— Start —

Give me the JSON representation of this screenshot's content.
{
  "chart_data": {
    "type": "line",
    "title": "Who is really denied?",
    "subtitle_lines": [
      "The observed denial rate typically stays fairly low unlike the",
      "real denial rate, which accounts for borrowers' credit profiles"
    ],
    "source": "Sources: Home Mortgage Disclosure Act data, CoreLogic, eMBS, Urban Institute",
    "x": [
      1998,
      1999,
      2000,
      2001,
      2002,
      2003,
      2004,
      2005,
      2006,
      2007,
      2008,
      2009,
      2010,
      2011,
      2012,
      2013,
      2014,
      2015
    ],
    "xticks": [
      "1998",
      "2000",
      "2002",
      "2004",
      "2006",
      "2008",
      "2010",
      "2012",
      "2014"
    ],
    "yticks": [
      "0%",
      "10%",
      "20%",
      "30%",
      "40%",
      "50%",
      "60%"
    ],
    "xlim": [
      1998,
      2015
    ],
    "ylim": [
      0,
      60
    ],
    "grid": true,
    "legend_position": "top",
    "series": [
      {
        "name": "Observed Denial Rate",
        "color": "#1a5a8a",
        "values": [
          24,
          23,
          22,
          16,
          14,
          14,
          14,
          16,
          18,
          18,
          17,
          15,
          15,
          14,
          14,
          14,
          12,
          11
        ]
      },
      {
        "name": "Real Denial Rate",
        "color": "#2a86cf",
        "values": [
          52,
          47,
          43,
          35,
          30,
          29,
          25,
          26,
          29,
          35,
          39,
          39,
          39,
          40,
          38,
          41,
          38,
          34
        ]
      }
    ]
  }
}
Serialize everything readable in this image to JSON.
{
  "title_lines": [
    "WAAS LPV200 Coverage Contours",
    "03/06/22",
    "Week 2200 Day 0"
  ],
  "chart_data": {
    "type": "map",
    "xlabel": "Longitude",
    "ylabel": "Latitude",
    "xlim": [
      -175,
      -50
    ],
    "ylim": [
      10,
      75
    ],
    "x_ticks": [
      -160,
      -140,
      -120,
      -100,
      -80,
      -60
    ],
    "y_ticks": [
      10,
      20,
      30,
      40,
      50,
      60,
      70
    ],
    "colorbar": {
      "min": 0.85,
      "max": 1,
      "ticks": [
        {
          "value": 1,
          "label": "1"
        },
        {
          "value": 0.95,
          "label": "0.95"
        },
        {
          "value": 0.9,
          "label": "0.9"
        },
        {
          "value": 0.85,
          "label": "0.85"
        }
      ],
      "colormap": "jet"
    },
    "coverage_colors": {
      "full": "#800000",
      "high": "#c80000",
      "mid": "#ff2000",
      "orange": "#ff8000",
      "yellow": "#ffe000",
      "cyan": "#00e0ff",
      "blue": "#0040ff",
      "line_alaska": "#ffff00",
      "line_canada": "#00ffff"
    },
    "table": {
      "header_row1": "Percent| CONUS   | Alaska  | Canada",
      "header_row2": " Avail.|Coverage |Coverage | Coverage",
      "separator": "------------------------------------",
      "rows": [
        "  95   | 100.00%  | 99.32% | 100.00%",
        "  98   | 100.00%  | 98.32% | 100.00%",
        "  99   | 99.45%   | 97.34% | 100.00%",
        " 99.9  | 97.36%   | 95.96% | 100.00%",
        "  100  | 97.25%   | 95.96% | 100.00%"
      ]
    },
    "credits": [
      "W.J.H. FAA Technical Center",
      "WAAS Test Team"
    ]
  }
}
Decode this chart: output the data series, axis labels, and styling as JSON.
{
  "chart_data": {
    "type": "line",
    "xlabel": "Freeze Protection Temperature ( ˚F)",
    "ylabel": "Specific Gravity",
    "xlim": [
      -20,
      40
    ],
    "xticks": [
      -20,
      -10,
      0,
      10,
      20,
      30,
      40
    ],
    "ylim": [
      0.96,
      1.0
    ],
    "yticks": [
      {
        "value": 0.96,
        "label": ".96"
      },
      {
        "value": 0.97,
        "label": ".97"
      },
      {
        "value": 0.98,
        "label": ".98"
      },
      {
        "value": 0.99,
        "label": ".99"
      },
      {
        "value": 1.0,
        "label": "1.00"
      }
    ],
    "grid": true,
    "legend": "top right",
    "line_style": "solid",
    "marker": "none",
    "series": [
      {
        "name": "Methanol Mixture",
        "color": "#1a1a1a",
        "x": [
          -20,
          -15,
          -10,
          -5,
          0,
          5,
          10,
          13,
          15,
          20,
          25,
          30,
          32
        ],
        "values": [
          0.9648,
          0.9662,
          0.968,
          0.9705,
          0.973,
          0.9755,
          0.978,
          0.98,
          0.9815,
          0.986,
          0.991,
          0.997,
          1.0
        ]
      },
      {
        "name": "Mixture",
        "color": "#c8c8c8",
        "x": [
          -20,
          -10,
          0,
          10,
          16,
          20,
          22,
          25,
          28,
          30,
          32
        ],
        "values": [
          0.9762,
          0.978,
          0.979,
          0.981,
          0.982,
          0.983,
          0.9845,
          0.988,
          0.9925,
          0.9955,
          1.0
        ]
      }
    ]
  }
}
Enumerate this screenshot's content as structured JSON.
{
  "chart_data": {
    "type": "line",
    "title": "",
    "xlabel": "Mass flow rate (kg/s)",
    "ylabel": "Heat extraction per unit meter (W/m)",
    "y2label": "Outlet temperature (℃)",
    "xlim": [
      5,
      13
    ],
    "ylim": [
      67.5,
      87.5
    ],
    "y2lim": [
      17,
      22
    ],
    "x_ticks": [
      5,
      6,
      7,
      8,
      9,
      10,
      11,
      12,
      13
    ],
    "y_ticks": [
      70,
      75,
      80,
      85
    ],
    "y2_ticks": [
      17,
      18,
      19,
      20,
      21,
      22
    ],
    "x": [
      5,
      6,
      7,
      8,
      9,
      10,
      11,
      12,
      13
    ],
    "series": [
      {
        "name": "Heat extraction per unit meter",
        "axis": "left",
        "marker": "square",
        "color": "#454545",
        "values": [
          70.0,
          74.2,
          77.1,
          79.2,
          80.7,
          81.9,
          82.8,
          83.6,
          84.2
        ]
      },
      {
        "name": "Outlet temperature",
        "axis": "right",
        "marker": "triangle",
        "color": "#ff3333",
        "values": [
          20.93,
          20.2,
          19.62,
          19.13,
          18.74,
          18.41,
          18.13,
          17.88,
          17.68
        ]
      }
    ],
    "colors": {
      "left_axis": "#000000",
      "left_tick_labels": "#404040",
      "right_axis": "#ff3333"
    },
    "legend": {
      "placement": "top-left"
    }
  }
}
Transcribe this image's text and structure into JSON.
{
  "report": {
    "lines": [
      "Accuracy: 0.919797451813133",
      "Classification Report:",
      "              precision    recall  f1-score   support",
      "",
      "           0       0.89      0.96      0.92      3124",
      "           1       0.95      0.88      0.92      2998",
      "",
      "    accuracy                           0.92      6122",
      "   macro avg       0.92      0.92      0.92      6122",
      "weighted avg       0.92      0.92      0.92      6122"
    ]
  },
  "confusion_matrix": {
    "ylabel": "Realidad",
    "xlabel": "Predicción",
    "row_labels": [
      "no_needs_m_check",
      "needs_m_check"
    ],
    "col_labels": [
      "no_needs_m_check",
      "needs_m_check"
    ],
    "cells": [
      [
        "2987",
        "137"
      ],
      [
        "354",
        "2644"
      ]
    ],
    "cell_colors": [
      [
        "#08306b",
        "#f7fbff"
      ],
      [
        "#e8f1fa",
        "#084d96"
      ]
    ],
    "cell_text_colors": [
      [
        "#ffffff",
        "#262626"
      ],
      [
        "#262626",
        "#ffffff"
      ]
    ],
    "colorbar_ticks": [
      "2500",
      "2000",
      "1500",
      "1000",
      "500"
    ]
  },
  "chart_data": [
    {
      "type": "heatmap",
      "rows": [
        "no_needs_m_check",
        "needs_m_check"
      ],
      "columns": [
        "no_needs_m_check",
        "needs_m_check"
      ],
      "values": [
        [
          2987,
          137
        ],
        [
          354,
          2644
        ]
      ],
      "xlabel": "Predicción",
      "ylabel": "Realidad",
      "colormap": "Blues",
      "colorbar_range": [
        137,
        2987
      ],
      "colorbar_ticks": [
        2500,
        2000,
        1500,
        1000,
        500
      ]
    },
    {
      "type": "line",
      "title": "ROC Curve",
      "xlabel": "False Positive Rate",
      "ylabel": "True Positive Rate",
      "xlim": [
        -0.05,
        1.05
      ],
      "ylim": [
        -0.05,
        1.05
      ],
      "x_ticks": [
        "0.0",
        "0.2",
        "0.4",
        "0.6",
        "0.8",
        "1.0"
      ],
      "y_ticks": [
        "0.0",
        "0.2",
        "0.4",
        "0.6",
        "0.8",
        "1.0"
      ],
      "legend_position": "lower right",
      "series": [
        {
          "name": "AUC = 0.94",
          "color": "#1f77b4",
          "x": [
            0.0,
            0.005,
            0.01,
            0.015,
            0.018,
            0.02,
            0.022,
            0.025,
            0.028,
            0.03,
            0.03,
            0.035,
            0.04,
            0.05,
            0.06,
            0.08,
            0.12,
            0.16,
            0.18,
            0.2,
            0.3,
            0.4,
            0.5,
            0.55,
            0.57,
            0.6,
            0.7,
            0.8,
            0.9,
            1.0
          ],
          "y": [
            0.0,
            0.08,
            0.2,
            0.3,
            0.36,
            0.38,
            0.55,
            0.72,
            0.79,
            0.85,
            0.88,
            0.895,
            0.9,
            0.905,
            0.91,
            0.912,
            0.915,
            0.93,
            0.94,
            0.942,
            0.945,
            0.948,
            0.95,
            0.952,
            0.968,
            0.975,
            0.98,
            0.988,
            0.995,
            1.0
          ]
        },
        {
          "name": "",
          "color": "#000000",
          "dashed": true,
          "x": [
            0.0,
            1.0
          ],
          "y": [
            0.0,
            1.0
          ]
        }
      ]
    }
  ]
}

— End —

> _Instructions for the task_:
State how many lines hold the word "JSON". The number is the whole answer.

> _Output of the exercise_:
5